- **Task prompt**:
Write out the listing exactly as it is given.

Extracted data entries
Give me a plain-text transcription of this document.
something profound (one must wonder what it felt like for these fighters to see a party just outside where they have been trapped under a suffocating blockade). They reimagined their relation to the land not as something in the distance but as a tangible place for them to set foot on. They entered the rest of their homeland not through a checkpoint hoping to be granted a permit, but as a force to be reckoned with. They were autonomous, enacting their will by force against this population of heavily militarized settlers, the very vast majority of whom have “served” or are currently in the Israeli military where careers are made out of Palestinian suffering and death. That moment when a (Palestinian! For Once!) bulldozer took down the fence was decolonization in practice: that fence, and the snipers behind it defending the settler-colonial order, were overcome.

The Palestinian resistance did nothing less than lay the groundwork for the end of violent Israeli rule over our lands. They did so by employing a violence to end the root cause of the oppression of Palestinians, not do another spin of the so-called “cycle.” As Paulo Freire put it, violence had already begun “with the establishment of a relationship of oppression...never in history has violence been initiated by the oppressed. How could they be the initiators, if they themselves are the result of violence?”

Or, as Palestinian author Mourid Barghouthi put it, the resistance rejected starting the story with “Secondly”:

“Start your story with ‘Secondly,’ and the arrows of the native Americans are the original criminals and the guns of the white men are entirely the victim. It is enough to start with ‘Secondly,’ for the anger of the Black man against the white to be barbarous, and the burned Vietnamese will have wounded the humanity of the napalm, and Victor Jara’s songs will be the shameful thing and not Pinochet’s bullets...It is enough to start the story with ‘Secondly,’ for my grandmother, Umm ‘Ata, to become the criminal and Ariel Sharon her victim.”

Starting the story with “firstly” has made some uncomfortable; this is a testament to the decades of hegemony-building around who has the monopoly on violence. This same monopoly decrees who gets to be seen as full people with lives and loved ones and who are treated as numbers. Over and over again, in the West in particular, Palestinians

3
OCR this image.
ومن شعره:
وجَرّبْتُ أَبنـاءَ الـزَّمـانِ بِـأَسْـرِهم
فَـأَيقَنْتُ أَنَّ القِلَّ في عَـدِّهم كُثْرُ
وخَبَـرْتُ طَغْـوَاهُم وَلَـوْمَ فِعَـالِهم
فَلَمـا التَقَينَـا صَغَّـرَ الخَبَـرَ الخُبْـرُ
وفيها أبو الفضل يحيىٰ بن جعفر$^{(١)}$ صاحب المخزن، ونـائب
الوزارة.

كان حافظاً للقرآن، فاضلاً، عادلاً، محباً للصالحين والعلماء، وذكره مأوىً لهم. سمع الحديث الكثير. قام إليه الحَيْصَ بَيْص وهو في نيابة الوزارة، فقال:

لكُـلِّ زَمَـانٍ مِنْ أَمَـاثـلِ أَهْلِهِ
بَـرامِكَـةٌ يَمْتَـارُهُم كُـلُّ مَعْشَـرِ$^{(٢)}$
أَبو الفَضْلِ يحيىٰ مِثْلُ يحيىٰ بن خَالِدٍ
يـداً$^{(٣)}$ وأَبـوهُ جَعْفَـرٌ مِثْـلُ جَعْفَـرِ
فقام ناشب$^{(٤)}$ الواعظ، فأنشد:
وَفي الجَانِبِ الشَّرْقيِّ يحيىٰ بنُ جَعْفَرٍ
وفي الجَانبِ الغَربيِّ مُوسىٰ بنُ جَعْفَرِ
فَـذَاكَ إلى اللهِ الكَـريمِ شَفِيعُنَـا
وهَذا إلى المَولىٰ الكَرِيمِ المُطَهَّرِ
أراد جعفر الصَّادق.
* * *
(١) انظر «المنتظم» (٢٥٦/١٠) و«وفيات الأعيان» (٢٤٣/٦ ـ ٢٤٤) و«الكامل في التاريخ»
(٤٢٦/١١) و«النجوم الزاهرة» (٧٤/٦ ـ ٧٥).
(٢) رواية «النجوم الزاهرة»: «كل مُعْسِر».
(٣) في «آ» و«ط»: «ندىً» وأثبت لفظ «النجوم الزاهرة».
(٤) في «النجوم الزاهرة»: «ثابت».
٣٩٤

- **Worked answer**:
Give me a plain-text transcription of this document.
something profound (one must wonder what it felt like for these fighters to see a party just outside where they have been trapped under a suffocating blockade). They reimagined their relation to the land not as something in the distance but as a tangible place for them to set foot on. They entered the rest of their homeland not through a checkpoint hoping to be granted a permit, but as a force to be reckoned with. They were autonomous, enacting their will by force against this population of heavily militarized settlers, the very vast majority of whom have “served” or are currently in the Israeli military where careers are made out of Palestinian suffering and death. That moment when a (Palestinian! For Once!) bulldozer took down the fence was decolonization in practice: that fence, and the snipers behind it defending the settler-colonial order, were overcome.

The Palestinian resistance did nothing less than lay the groundwork for the end of violent Israeli rule over our lands. They did so by employing a violence to end the root cause of the oppression of Palestinians, not do another spin of the so-called “cycle.” As Paulo Freire put it, violence had already begun “with the establishment of a relationship of oppression...never in history has violence been initiated by the oppressed. How could they be the initiators, if they themselves are the result of violence?”

Or, as Palestinian author Mourid Barghouthi put it, the resistance rejected starting the story with “Secondly”:

“Start your story with ‘Secondly,’ and the arrows of the native Americans are the original criminals and the guns of the white men are entirely the victim. It is enough to start with ‘Secondly,’ for the anger of the Black man against the white to be barbarous, and the burned Vietnamese will have wounded the humanity of the napalm, and Victor Jara’s songs will be the shameful thing and not Pinochet’s bullets...It is enough to start the story with ‘Secondly,’ for my grandmother, Umm ‘Ata, to become the criminal and Ariel Sharon her victim.”

Starting the story with “firstly” has made some uncomfortable; this is a testament to the decades of hegemony-building around who has the monopoly on violence. This same monopoly decrees who gets to be seen as full people with lives and loved ones and who are treated as numbers. Over and over again, in the West in particular, Palestinians

3
OCR this image.
ومن شعره:
وجَرّبْتُ أَبنـاءَ الـزَّمـانِ بِـأَسْـرِهم
فَـأَيقَنْتُ أَنَّ القِلَّ في عَـدِّهم كُثْرُ
وخَبَـرْتُ طَغْـوَاهُم وَلَـوْمَ فِعَـالِهم
فَلَمـا التَقَينَـا صَغَّـرَ الخَبَـرَ الخُبْـرُ
وفيها أبو الفضل يحيىٰ بن جعفر$^{(١)}$ صاحب المخزن، ونـائب
الوزارة.

كان حافظاً للقرآن، فاضلاً، عادلاً، محباً للصالحين والعلماء، وذكره مأوىً لهم. سمع الحديث الكثير. قام إليه الحَيْصَ بَيْص وهو في نيابة الوزارة، فقال:

لكُـلِّ زَمَـانٍ مِنْ أَمَـاثـلِ أَهْلِهِ
بَـرامِكَـةٌ يَمْتَـارُهُم كُـلُّ مَعْشَـرِ$^{(٢)}$
أَبو الفَضْلِ يحيىٰ مِثْلُ يحيىٰ بن خَالِدٍ
يـداً$^{(٣)}$ وأَبـوهُ جَعْفَـرٌ مِثْـلُ جَعْفَـرِ
فقام ناشب$^{(٤)}$ الواعظ، فأنشد:
وَفي الجَانِبِ الشَّرْقيِّ يحيىٰ بنُ جَعْفَرٍ
وفي الجَانبِ الغَربيِّ مُوسىٰ بنُ جَعْفَرِ
فَـذَاكَ إلى اللهِ الكَـريمِ شَفِيعُنَـا
وهَذا إلى المَولىٰ الكَرِيمِ المُطَهَّرِ
أراد جعفر الصَّادق.
* * *
(١) انظر «المنتظم» (٢٥٦/١٠) و«وفيات الأعيان» (٢٤٣/٦ ـ ٢٤٤) و«الكامل في التاريخ»
(٤٢٦/١١) و«النجوم الزاهرة» (٧٤/٦ ـ ٧٥).
(٢) رواية «النجوم الزاهرة»: «كل مُعْسِر».
(٣) في «آ» و«ط»: «ندىً» وأثبت لفظ «النجوم الزاهرة».
(٤) في «النجوم الزاهرة»: «ثابت».
٣٩٤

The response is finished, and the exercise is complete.